Aufgaben =>
**a.** Beantworten Sie anhand des Textes über Pottenstein diese Fragen:
(i) Welche drei Bäche fließen bei Pottenstein zusammen?
(ii) Welchen staatlich anerkannten Status hat der Ort?
(iii) Welche Höhle nennt der Text als weltbekannt?
**b.** Schreiben Sie aus dem Text über Pottenstein alles von „Wo die Fränkische“ bis hinunter zu „rund ums Jahr.“ wortgetreu ab.
**c.** Schreiben Sie den Text über Pottenstein im Anschluss an seinen letzten Satz weiter.

Text =>
========

Wo die Fränkische Schweiz am typischsten ist, zwischen Fels, Wasser, Wald, Mühlenromantik und schmucken Fachwerkhäusern, liegt Pottenstein. Der staatlich anerkannte Luftkurort am Zusammenfluss von Püttlach, Weihersbach und Haselbrunnbach ist nicht umsonst eines der beliebtesten Ferienziele der Region. Eingebettet in eine wahrhaft wildromantische Kulisse, punktet Pottenstein mit vielfältigen Attraktionen – von der weltbekannten Teufelshöhle bis zum Fossilklopfplatz, vom idyllischen Felsenfreibad bis zum actionreichen Erlebnisfelsen und vom Scharfrichtermuseum bis zum Andachtsweg. Dieser einzigartige Mix aus Entspannung und Erlebnis sorgt dafür, dass hier nicht nur Erholungssuchende, sondern auch Abenteuerlustige, Bildungsbeflissene, Kulinarikfans, Familien und sogar spirituell Bewegte auf ihre Kosten kommen – und das rund ums Jahr.

========

Extrahierte Daten =>
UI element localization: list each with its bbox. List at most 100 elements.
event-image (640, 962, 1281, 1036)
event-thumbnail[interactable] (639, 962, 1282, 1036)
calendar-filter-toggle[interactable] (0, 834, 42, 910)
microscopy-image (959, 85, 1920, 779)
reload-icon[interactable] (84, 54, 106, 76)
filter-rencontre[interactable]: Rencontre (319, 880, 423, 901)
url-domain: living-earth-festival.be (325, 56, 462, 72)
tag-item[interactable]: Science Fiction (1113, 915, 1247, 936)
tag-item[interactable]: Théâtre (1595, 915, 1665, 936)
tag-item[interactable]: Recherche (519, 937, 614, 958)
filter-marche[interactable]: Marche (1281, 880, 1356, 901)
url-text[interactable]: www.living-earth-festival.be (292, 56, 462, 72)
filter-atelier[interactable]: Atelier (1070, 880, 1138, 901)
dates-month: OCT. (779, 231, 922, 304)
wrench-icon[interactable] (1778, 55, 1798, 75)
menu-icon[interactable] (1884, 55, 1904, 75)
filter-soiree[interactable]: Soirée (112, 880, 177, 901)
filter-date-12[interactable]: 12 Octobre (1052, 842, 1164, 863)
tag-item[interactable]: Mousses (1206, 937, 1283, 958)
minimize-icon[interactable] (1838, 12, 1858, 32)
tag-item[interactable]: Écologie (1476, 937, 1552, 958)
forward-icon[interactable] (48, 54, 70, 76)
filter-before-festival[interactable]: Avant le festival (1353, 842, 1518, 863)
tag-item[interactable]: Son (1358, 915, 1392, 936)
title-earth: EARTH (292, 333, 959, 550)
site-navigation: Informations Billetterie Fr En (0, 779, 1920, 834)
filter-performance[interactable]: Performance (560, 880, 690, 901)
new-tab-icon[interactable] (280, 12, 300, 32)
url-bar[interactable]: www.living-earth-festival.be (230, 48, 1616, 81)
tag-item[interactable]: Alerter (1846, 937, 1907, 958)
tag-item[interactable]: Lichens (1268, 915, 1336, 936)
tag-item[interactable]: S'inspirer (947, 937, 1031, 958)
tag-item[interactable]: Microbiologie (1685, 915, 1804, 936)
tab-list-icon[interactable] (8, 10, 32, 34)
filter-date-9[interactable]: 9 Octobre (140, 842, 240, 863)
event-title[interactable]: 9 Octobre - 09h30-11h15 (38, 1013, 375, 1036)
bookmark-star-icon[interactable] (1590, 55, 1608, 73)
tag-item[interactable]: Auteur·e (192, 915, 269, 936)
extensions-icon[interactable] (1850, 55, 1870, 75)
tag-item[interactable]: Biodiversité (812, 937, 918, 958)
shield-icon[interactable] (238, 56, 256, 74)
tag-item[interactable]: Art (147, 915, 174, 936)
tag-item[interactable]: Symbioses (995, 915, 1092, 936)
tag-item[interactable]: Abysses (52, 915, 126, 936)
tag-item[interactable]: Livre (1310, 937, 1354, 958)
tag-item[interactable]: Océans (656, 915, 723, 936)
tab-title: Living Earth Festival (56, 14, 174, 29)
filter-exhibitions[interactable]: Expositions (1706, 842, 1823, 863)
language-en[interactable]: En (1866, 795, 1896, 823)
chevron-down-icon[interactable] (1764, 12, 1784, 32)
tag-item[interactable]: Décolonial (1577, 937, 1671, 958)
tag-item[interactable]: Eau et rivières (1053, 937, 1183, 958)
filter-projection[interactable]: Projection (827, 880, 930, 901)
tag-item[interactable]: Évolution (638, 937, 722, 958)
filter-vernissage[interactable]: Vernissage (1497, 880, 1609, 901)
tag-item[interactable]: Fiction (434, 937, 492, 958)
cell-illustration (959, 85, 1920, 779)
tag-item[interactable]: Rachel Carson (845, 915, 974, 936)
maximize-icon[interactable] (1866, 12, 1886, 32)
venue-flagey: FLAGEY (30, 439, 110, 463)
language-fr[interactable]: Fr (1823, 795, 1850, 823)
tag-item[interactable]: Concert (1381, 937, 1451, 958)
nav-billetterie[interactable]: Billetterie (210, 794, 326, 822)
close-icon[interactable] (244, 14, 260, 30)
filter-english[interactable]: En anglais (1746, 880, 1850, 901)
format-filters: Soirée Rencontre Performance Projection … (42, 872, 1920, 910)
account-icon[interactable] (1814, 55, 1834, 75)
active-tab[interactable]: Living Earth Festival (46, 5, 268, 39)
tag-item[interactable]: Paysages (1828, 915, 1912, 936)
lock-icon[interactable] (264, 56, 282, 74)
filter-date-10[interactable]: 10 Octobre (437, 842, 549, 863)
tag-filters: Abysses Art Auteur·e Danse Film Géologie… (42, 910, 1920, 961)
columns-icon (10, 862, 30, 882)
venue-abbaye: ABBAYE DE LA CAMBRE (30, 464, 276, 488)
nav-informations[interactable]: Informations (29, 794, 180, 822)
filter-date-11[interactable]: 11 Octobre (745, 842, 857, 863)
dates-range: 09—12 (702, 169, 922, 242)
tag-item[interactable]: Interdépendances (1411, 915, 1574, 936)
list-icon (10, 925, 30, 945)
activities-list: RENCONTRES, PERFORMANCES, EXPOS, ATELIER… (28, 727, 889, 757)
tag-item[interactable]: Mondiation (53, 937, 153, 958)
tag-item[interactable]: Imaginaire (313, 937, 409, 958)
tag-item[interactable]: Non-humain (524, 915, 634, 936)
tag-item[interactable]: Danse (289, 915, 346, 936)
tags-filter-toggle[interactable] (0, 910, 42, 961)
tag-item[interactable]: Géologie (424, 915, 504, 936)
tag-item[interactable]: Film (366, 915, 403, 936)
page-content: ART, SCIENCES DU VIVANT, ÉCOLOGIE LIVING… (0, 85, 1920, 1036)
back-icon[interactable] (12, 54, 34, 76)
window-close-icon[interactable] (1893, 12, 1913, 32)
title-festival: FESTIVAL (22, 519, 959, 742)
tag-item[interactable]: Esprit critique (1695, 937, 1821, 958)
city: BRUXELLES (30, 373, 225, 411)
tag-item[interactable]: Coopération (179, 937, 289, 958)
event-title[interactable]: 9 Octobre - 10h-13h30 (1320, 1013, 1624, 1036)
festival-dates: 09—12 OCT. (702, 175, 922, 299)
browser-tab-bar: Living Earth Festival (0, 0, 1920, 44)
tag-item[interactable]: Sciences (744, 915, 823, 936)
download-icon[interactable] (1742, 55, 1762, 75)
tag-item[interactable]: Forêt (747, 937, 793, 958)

========

Antworten je Aufgabe =>
**a.**
(i) Püttlach, Weihersbach und Haselbrunnbach
(ii) Pottenstein ist ein staatlich anerkannter Luftkurort.
(iii) Die Teufelshöhle

**b.**
Wo die Fränkische Schweiz am typischsten ist, zwischen Fels, Wasser, Wald, Mühlenromantik und schmucken Fachwerkhäusern, liegt Pottenstein. Der staatlich anerkannte Luftkurort am Zusammenfluss von Püttlach, Weihersbach und Haselbrunnbach ist nicht umsonst eines der beliebtesten Ferienziele der Region. Eingebettet in eine wahrhaft wildromantische Kulisse, punktet Pottenstein mit vielfältigen Attraktionen – von der weltbekannten Teufelshöhle bis zum Fossilklopfplatz, vom idyllischen Felsenfreibad bis zum actionreichen Erlebnisfelsen und vom Scharfrichtermuseum bis zum Andachtsweg. Dieser einzigartige Mix aus Entspannung und Erlebnis sorgt dafür, dass hier nicht nur Erholungssuchende, sondern auch Abenteuerlustige, Bildungsbeflissene, Kulinarikfans, Familien und sogar spirituell Bewegte auf ihre Kosten kommen – und das rund ums Jahr.

**c.**
Bedeutendstes Datum im Veranstaltungskalender Pottensteins ist der 6. Januar: Am Dreikönigstag gedenkt die Kirchengemeinde traditionell dem „Beschluss der Ewigen Anbetung“ aus dem Jahr 1759. Bei Einbruch der Dunkelheit bewegt sich eine große Prozession durch den festlich mit unzähligen Lichtern und historischen Triumphbögen geschmückten Ort, während ringsumher auf den Felskuppen hunderte von Bergfreuen aufflammen. Unzählige Besucher aus nah und fern lassen sich alljährlich von diesem archaischen Lichterzauber faszinieren.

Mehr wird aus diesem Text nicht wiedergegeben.